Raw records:
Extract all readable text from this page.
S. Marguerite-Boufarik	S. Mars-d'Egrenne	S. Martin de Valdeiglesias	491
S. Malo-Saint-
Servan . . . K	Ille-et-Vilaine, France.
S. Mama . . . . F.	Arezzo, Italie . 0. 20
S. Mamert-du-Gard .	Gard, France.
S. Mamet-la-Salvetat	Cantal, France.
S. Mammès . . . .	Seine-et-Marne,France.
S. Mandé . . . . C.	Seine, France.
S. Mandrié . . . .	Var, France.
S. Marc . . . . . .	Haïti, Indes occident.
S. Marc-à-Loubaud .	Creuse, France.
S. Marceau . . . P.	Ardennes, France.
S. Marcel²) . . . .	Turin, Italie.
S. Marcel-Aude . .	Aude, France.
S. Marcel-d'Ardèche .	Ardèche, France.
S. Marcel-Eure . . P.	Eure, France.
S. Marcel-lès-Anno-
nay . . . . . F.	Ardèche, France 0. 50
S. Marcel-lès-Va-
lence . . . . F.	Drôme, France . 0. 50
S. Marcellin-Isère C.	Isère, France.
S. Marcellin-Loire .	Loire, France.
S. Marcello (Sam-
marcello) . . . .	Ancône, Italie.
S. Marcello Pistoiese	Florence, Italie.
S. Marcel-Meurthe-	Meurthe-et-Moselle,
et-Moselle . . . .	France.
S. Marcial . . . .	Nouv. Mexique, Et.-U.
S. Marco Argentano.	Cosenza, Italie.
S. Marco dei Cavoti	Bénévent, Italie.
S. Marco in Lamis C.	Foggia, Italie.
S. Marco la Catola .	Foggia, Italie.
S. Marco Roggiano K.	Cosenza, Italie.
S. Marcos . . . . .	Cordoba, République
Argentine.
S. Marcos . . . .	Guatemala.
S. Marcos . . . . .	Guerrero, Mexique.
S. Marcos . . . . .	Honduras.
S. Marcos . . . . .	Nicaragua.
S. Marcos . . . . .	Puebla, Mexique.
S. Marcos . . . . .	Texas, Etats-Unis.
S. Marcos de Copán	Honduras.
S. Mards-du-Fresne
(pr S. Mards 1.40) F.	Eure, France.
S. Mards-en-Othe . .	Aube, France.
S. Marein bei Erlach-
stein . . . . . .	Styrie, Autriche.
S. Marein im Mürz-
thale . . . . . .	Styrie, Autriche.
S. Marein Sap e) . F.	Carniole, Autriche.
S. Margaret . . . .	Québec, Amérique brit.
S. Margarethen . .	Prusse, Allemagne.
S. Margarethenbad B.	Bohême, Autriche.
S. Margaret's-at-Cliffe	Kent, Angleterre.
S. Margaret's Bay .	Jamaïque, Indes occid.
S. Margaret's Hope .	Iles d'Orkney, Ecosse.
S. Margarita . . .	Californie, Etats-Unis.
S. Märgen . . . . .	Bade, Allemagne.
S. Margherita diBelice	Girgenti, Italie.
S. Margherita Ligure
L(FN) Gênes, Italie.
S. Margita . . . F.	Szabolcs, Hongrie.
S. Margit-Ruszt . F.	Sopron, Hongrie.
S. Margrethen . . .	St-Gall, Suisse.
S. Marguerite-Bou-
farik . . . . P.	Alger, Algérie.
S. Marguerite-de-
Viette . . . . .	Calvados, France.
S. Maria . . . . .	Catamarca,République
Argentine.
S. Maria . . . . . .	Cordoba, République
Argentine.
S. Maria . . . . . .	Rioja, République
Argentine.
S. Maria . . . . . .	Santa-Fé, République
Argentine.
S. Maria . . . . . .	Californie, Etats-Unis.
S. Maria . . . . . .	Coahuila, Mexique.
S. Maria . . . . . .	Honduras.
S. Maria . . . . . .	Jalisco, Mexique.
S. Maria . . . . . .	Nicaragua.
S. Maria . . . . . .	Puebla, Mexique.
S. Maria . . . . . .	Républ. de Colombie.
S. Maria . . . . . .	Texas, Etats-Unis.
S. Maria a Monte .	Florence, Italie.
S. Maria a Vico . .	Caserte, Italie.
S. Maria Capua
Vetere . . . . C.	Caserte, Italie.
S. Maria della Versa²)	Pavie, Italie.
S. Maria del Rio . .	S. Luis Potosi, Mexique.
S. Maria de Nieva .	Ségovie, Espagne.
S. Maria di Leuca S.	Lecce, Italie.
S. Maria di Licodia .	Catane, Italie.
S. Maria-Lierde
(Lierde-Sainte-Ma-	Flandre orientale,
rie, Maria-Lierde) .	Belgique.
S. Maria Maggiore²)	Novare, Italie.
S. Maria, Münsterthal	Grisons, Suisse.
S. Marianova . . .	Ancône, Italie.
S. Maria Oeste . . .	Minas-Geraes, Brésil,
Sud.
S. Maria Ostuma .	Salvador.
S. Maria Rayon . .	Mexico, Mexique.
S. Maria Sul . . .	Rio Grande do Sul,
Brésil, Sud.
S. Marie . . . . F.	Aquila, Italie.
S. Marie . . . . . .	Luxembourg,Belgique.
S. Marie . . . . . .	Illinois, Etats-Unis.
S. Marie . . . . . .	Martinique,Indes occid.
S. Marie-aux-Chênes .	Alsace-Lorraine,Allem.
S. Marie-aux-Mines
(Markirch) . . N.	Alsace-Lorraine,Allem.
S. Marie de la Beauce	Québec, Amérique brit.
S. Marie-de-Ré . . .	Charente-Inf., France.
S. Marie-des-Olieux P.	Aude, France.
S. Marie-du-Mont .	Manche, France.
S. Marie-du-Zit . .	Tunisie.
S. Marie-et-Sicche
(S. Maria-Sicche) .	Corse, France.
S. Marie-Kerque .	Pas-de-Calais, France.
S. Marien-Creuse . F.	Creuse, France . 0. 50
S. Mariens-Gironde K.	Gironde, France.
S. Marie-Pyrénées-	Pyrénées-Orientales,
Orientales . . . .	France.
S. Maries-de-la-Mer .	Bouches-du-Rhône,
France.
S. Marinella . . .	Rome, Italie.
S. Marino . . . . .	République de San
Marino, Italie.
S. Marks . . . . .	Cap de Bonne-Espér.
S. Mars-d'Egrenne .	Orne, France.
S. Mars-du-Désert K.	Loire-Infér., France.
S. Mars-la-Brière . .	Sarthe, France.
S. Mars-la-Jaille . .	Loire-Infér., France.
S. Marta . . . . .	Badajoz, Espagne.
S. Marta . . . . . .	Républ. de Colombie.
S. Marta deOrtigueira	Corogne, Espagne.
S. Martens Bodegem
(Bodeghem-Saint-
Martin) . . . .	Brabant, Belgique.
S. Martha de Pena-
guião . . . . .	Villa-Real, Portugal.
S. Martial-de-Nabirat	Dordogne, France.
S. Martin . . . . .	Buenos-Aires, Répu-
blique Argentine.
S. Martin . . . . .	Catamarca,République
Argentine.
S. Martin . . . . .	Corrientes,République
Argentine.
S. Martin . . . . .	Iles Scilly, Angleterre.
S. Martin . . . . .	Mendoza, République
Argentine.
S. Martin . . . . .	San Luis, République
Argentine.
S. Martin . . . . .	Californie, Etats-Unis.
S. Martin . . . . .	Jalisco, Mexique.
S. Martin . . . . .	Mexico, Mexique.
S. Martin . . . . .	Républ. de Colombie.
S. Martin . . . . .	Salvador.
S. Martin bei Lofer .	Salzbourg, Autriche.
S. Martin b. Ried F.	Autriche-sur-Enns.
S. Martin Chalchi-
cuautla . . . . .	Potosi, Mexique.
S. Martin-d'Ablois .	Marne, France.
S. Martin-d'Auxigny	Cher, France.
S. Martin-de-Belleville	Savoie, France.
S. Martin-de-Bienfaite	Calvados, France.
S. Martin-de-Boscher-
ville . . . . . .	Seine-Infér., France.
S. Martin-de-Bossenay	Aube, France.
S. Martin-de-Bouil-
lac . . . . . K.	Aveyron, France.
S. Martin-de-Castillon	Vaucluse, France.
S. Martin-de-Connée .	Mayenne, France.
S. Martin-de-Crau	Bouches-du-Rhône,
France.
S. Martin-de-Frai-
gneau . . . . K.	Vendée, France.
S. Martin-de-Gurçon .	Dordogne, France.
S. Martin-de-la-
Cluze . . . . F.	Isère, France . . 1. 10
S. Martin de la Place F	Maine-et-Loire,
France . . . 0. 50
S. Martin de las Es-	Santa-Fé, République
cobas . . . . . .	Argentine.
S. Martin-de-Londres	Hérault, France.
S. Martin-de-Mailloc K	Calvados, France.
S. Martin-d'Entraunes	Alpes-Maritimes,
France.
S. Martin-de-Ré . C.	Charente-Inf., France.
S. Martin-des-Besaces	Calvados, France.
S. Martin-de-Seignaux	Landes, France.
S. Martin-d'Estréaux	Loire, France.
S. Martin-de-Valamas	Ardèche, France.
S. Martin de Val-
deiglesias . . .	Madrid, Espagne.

* Task objective: Show the lines of the material that contain the word "Ancône".

* Task answer:
marcello) . . . .	Ancône, Italie.
S. Marianova . . .	Ancône, Italie.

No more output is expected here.